DIRECTIONS FOR THIS TASK:
Select the lines that contain "অসমত" and copy each of them.

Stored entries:
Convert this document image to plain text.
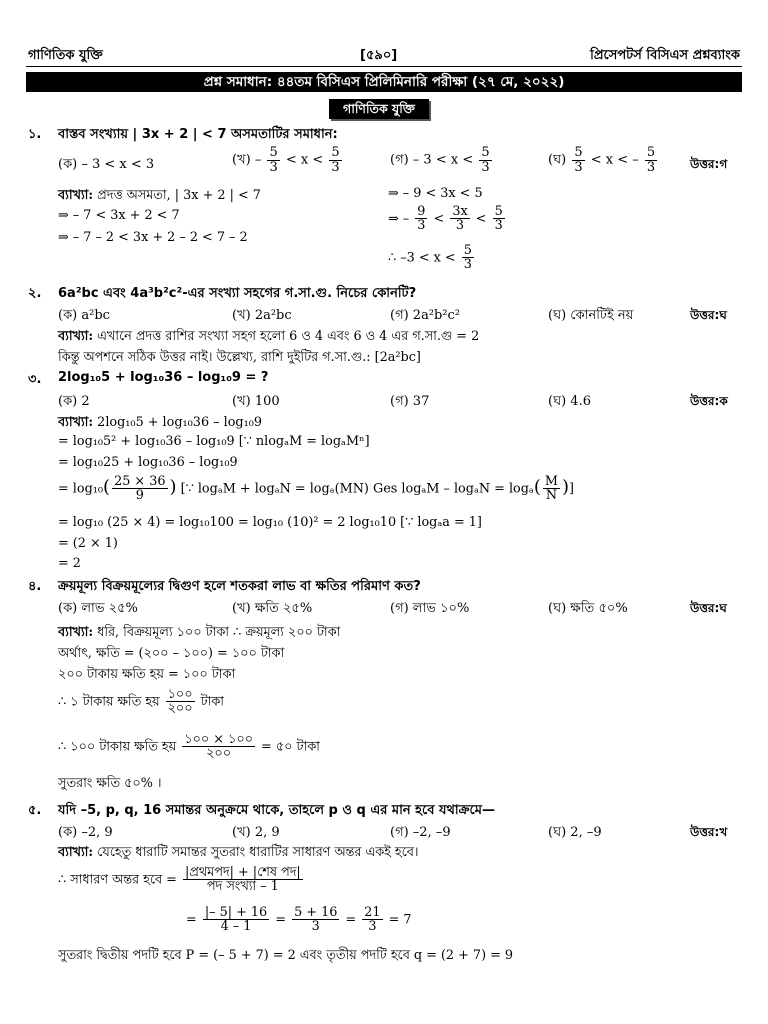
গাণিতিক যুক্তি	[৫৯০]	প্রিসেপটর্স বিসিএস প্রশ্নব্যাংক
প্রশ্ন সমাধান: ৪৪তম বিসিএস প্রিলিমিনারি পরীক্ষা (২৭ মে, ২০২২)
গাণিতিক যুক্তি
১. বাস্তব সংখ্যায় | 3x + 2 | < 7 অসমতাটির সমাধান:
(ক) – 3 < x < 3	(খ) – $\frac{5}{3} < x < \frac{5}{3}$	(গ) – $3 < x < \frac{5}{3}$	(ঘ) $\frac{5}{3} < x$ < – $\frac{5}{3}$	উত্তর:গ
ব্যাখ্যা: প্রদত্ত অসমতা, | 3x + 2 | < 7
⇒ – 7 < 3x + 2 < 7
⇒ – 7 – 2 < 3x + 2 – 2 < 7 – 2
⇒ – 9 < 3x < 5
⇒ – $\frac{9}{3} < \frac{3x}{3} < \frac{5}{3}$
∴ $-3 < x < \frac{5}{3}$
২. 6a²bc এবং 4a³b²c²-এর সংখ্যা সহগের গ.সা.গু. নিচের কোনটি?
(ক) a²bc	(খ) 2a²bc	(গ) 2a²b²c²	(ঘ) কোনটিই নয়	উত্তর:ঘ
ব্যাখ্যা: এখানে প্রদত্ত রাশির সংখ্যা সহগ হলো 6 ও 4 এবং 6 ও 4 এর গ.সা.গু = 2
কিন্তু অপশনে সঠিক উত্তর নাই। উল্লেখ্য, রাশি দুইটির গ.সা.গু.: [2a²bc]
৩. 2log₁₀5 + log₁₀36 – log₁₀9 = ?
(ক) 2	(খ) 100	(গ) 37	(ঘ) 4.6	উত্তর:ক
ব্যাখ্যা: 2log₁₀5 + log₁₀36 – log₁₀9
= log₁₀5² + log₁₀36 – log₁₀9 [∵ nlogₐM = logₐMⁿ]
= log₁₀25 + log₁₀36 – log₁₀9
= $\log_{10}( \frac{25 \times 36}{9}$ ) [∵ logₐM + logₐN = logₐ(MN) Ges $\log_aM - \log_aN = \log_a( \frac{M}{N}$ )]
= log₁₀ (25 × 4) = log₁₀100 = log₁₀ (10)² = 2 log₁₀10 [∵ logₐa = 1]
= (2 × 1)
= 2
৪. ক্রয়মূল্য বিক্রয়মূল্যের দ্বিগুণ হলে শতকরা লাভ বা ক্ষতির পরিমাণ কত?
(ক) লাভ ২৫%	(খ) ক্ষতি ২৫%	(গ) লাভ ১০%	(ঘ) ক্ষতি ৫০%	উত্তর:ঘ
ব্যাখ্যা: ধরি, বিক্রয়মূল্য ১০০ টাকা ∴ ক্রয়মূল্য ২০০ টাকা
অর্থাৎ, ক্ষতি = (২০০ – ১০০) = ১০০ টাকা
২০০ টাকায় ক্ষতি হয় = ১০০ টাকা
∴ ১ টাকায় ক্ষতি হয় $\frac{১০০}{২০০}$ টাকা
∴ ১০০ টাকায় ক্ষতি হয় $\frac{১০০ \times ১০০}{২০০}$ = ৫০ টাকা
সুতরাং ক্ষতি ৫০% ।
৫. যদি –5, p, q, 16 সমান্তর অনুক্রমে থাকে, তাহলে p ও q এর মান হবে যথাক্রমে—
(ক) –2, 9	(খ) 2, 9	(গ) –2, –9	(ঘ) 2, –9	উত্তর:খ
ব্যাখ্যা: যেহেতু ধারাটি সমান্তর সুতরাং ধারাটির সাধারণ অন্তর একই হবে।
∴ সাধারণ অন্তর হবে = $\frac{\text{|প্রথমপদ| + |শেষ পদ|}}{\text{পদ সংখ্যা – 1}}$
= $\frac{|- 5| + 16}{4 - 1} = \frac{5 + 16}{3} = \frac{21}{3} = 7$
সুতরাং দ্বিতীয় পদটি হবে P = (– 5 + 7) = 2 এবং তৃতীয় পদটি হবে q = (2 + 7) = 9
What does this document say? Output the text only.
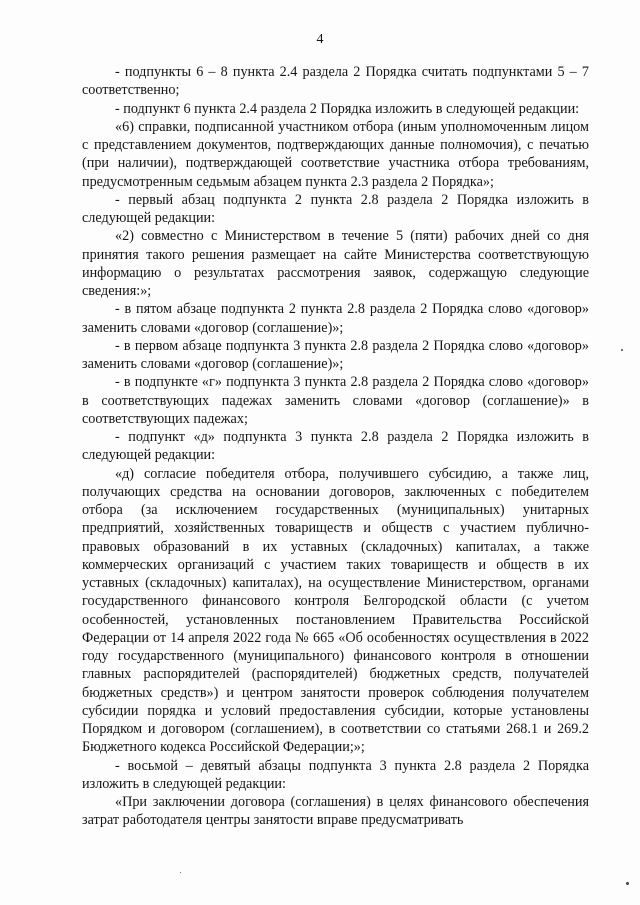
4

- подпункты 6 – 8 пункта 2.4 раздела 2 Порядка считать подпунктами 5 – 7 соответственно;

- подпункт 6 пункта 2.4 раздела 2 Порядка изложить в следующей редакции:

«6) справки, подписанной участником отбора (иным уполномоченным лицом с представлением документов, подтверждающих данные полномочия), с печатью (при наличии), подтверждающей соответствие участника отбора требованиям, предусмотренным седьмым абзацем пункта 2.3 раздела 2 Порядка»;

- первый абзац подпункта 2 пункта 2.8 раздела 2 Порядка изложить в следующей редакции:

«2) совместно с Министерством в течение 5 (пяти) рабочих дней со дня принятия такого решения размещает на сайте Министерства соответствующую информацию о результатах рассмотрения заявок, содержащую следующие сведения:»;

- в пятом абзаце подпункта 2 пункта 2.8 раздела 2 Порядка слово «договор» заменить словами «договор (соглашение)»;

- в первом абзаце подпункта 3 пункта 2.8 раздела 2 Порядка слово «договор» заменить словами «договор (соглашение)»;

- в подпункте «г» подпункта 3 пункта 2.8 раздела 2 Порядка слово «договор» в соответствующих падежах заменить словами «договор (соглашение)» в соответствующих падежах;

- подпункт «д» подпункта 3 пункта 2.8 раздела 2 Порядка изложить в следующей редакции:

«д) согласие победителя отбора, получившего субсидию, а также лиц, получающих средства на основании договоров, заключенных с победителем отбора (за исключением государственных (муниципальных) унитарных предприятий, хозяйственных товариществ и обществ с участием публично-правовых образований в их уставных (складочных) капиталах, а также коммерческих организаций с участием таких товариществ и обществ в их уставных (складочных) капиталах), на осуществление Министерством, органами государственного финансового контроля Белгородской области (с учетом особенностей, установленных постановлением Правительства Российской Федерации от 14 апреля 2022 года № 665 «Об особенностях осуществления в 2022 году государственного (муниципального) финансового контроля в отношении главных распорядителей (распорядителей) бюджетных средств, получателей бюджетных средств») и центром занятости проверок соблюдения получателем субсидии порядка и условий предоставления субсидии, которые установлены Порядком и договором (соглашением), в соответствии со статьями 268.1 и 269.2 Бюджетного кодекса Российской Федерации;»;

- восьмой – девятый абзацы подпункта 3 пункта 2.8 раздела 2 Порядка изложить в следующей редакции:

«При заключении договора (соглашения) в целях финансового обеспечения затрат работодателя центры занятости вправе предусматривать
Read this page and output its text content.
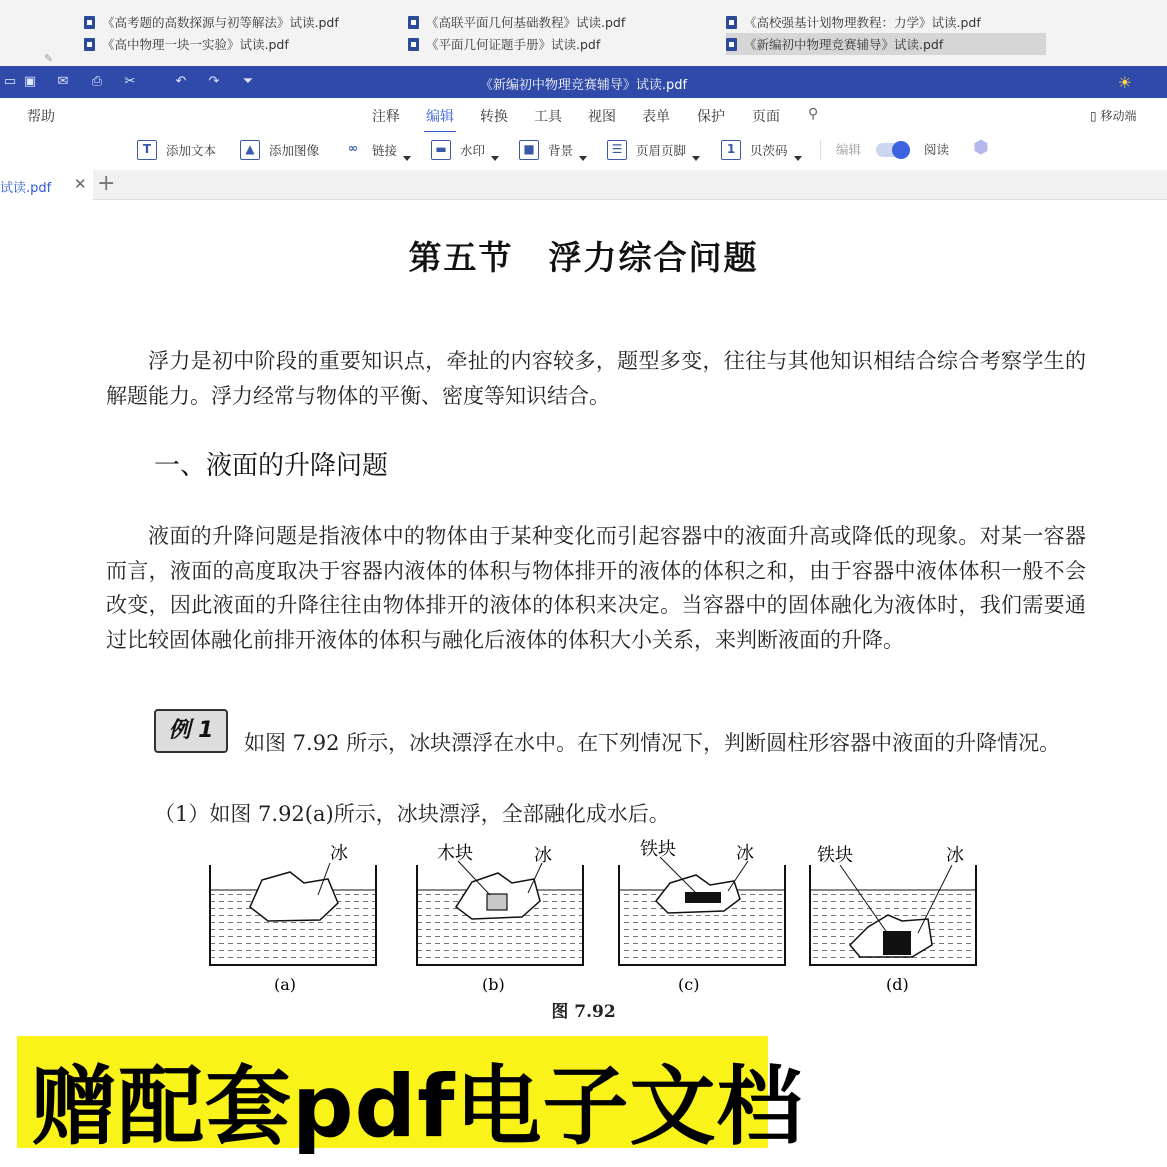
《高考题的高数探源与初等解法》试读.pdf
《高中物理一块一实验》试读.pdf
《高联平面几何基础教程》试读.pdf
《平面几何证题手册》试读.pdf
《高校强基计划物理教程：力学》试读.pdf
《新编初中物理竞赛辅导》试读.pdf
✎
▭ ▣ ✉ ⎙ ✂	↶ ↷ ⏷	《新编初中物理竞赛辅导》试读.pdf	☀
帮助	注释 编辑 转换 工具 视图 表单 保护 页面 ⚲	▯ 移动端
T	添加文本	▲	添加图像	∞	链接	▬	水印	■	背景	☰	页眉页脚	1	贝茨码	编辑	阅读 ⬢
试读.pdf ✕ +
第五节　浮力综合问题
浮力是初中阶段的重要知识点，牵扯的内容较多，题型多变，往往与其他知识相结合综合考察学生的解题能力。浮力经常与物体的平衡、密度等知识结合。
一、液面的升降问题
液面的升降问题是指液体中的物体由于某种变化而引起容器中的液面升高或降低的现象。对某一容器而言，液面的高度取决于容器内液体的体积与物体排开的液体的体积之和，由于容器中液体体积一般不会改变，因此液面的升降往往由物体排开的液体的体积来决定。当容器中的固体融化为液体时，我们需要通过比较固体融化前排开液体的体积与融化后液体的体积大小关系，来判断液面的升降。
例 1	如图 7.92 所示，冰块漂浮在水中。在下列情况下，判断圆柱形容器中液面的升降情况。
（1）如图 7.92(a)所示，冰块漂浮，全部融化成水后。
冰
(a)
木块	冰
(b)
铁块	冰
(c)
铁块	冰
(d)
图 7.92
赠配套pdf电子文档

EXERCISE RESPONSE:
১. বাস্তব সংখ্যায় | 3x + 2 | < 7 অসমতাটির সমাধান:
ব্যাখ্যা: প্রদত্ত অসমতা, | 3x + 2 | < 7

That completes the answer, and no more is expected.